## About this exercise
State how many lines in the entries below contain "used". Write nothing but the number.

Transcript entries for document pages
[Start of section]

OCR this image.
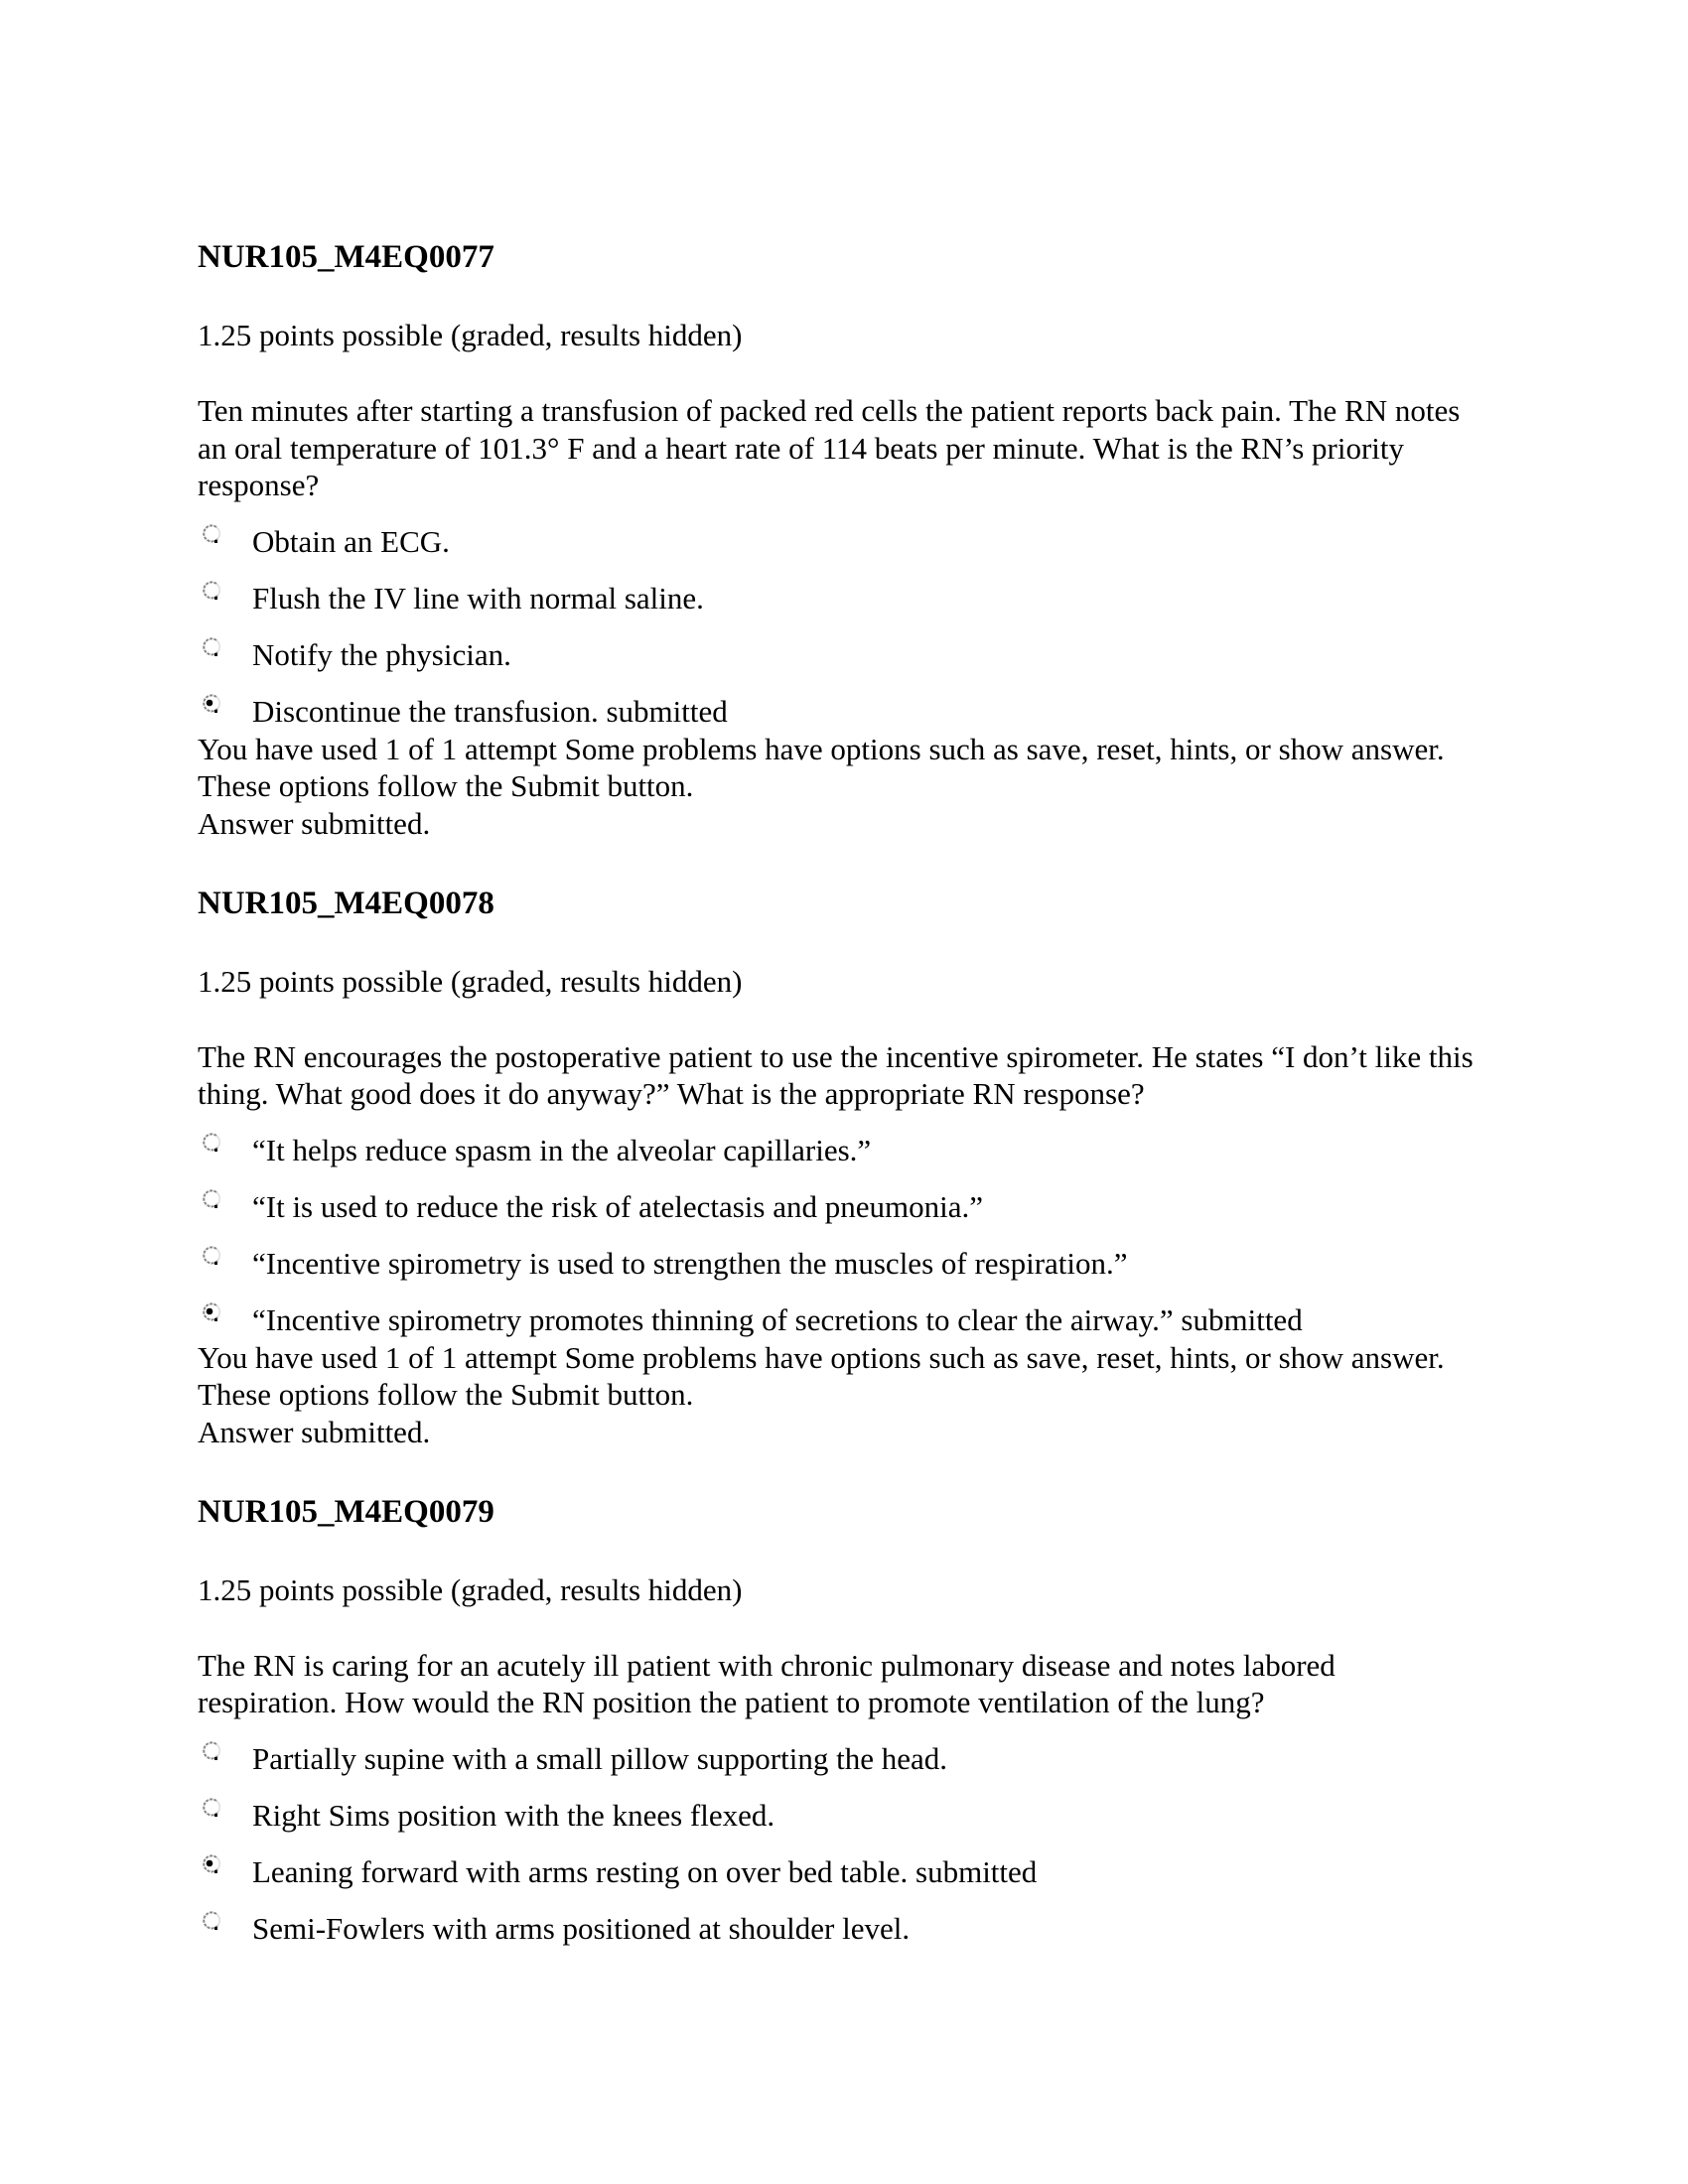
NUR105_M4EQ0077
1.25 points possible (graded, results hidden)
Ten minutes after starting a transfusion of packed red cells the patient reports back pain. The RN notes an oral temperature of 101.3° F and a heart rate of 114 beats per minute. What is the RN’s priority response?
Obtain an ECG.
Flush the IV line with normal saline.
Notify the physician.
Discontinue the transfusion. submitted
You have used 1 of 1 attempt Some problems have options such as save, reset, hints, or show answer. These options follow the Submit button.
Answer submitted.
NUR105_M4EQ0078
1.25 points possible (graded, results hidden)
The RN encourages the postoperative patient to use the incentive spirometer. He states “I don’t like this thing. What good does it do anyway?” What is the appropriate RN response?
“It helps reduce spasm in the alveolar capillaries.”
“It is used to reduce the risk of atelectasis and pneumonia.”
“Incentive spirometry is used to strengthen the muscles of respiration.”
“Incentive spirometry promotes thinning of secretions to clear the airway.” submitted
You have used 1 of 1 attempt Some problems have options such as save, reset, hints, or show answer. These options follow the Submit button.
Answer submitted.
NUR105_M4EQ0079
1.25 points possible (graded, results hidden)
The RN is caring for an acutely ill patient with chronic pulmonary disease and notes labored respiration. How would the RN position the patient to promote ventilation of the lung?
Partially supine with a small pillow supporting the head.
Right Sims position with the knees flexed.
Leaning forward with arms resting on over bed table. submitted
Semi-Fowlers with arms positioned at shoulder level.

[End of section]
[Start of section]

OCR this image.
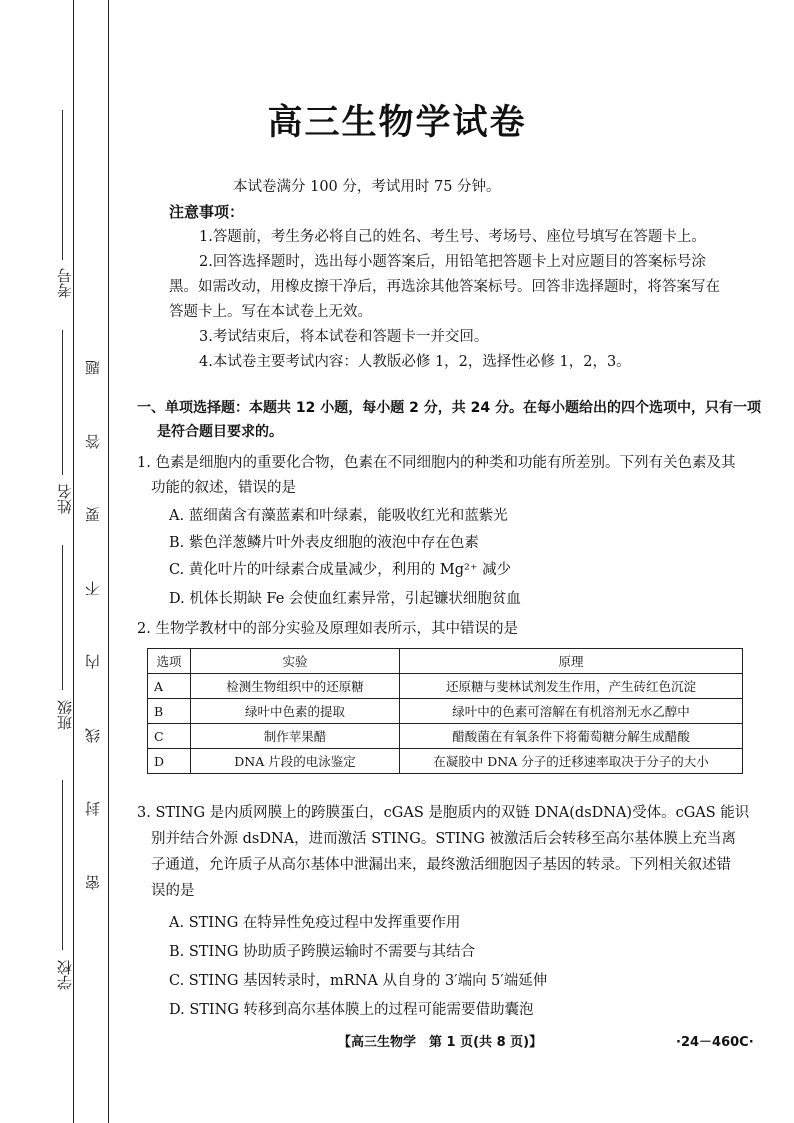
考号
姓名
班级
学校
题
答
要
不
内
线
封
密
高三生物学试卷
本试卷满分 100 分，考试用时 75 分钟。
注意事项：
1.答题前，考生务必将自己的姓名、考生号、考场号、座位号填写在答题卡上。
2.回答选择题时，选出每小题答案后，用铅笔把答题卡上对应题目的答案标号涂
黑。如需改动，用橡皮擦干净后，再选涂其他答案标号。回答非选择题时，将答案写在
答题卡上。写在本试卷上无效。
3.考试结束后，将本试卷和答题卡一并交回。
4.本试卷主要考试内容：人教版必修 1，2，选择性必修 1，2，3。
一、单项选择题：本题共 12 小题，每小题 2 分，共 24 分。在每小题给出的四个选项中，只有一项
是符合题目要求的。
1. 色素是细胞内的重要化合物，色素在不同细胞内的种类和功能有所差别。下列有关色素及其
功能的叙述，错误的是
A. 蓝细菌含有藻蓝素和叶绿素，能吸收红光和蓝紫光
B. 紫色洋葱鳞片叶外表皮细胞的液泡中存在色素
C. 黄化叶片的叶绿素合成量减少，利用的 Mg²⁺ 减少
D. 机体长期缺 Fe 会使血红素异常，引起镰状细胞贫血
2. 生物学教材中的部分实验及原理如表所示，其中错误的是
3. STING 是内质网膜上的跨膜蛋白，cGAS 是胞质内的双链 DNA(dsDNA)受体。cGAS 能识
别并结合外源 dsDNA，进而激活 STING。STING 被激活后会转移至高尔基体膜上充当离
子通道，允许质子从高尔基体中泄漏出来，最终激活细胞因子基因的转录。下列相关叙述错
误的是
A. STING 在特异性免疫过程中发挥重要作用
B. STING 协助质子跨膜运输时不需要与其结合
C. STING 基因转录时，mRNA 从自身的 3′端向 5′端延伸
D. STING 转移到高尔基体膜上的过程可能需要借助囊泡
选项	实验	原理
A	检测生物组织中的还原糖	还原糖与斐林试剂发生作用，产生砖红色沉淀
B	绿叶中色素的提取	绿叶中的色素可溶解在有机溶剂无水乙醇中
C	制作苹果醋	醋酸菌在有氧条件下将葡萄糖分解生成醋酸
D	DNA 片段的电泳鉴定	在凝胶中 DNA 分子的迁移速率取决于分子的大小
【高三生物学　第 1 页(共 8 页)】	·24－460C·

[End of section]

## Response to this task
4